┏━━

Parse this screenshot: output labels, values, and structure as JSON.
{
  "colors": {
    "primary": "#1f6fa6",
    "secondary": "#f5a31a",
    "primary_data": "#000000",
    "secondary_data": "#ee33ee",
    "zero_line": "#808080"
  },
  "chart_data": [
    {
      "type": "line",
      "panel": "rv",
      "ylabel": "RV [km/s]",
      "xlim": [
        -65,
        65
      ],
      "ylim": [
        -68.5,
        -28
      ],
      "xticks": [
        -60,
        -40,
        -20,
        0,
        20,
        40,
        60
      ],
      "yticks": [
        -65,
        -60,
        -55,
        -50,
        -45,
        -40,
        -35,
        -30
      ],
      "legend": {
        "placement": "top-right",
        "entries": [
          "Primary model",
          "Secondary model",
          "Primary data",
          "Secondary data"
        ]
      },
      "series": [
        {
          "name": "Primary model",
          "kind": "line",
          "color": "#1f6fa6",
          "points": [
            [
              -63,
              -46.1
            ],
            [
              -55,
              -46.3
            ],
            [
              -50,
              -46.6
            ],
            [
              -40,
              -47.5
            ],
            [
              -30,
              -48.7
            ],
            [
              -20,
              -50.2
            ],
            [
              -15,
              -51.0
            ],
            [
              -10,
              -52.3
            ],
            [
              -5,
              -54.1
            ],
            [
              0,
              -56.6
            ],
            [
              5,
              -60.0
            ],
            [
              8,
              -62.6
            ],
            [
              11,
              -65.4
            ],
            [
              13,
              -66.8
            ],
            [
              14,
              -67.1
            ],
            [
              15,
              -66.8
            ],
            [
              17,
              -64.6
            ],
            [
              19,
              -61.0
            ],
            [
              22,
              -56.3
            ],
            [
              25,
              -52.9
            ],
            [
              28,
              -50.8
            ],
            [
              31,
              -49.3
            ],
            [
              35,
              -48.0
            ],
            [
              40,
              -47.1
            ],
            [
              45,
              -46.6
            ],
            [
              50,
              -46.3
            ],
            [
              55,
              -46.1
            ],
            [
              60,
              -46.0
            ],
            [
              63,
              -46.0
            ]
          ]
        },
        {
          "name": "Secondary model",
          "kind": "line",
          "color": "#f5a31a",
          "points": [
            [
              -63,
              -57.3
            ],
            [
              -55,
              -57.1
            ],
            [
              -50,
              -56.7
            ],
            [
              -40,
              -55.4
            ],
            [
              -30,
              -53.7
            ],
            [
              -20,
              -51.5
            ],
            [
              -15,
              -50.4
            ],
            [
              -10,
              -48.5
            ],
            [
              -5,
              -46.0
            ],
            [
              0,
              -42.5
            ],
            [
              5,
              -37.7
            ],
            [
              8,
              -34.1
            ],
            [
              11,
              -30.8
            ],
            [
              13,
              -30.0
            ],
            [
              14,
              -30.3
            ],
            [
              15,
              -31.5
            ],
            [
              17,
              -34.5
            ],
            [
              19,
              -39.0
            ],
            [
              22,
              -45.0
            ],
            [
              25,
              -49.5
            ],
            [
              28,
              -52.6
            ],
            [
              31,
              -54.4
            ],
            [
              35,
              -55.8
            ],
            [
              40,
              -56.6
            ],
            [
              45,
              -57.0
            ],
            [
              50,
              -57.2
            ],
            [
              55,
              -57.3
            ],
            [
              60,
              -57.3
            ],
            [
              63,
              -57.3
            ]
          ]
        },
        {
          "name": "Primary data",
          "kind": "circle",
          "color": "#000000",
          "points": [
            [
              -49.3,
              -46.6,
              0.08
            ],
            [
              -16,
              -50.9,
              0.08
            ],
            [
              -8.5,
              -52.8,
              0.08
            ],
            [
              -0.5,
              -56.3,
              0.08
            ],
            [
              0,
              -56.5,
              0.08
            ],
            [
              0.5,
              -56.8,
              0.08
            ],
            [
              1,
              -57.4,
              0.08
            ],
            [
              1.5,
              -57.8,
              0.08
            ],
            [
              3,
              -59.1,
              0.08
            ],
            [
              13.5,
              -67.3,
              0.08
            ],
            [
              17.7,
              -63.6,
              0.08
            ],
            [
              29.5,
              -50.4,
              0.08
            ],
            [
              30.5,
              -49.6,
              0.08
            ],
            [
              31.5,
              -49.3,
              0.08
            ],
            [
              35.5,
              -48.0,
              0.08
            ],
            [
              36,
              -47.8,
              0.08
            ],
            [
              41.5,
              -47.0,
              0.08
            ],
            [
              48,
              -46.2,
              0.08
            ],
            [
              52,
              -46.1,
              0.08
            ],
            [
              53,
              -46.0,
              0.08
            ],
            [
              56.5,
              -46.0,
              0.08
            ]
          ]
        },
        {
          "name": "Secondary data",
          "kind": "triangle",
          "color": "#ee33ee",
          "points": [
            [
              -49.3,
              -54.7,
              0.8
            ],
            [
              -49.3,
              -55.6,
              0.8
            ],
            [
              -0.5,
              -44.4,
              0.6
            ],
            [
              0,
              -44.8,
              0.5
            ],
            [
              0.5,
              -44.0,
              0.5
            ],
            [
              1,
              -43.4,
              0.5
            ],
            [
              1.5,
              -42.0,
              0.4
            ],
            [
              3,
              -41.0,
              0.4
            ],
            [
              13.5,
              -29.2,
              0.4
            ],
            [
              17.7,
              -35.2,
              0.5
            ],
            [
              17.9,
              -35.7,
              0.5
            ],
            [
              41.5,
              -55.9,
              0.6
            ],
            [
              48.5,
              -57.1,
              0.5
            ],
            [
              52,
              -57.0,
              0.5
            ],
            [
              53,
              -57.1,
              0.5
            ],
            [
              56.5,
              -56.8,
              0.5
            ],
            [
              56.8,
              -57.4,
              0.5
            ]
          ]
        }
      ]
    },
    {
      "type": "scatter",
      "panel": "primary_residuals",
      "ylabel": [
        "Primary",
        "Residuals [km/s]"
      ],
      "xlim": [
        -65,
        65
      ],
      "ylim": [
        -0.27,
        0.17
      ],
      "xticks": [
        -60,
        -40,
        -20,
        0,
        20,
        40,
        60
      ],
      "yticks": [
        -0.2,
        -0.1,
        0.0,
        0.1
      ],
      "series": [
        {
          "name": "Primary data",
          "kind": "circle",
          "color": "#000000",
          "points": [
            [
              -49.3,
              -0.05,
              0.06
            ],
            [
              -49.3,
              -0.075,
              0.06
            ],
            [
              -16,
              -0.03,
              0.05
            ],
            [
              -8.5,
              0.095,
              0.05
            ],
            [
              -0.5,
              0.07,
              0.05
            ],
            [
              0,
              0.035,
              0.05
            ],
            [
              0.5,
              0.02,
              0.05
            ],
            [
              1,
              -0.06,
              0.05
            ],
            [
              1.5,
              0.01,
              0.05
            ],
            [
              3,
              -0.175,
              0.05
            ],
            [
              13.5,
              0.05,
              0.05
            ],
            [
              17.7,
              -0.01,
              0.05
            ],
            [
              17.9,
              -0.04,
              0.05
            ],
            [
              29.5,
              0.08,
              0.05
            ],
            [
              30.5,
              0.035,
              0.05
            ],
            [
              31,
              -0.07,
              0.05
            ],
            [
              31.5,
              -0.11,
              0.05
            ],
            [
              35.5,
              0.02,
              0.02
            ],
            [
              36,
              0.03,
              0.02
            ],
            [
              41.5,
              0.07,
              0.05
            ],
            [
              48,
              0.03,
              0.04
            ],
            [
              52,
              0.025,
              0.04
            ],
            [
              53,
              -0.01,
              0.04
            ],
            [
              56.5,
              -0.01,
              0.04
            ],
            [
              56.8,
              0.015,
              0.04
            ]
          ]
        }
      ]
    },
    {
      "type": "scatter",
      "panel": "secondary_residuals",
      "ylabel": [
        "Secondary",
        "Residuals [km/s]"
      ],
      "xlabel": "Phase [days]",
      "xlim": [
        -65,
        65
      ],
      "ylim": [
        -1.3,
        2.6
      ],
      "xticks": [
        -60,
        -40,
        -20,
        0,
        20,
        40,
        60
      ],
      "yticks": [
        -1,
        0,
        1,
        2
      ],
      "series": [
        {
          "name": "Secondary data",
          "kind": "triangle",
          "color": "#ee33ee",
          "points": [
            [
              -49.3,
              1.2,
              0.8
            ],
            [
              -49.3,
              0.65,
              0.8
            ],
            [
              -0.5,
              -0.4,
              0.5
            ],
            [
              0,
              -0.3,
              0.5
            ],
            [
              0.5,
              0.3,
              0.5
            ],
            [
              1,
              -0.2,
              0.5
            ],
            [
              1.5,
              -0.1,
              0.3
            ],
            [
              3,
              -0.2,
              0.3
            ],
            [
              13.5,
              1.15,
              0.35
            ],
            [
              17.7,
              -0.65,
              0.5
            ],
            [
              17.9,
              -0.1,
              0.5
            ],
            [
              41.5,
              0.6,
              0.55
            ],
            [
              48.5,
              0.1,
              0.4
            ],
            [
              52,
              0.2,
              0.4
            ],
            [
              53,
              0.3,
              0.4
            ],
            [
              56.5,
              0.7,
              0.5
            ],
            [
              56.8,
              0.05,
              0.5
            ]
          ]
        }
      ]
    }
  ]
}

┗━━

— GIVEN INSTRUCTION —
Identify and extract each line of the listing that contains "model".

— EXERCISE SOLUTION —
          "Primary model",
          "Secondary model",
          "name": "Primary model",
          "name": "Secondary model",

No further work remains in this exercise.